Required work —
Scan the data. Collect each line that contains the word "name".

Entries supplied —
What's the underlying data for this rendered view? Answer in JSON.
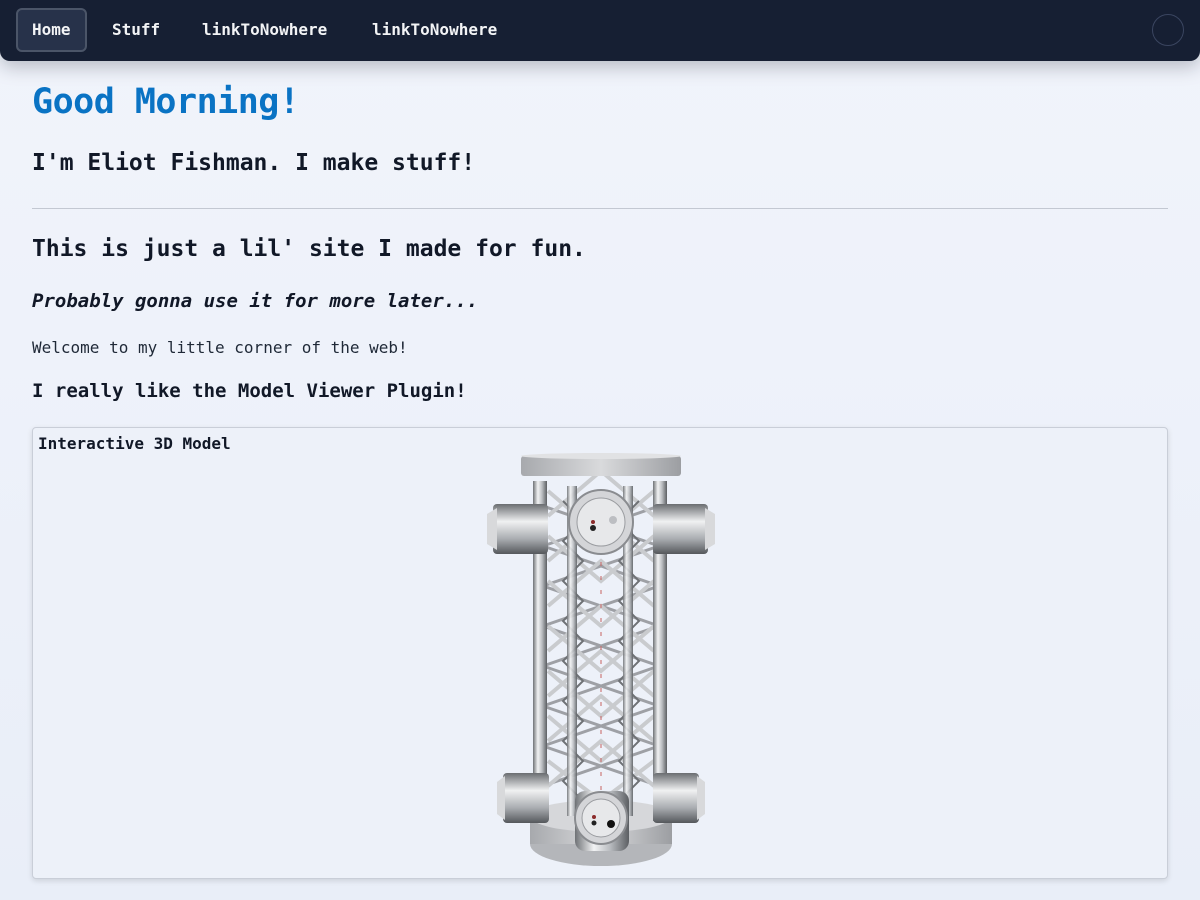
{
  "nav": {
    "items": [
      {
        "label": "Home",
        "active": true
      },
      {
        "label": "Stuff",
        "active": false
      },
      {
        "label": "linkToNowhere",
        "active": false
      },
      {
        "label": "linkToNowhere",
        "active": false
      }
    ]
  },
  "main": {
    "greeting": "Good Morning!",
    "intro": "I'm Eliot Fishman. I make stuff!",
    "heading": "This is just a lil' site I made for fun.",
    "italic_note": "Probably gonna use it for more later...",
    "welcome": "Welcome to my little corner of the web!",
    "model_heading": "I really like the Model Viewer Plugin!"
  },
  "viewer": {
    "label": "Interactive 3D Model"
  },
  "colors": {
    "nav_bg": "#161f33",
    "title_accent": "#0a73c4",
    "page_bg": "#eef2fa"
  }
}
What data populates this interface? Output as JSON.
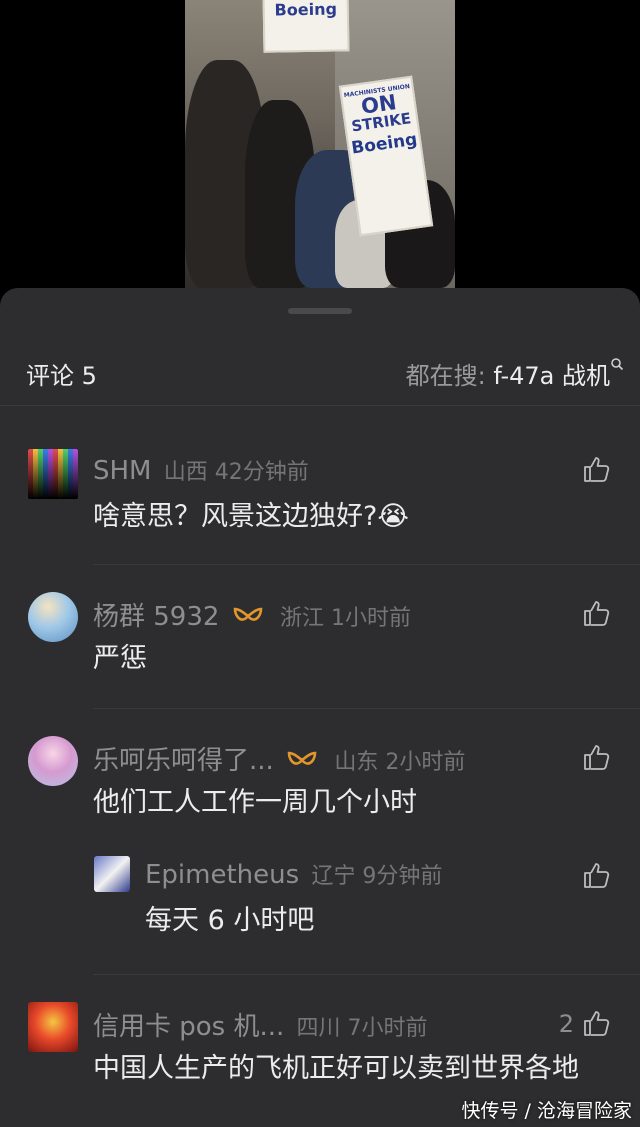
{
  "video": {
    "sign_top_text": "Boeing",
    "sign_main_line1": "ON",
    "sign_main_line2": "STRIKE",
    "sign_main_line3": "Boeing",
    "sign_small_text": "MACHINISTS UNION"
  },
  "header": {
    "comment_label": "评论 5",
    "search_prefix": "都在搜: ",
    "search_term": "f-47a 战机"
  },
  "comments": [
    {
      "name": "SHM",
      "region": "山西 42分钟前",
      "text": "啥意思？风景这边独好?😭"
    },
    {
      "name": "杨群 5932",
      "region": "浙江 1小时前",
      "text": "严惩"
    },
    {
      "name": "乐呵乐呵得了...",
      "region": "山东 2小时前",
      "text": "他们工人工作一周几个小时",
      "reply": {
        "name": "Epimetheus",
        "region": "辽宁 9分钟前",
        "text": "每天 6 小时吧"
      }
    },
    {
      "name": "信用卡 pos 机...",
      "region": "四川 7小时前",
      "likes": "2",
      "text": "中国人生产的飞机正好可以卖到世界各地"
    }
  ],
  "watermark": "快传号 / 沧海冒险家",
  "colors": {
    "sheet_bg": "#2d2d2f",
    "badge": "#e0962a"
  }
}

Written response —
      "name": "SHM",
      "name": "杨群 5932",
      "name": "乐呵乐呵得了...",
        "name": "Epimetheus",
      "name": "信用卡 pos 机...",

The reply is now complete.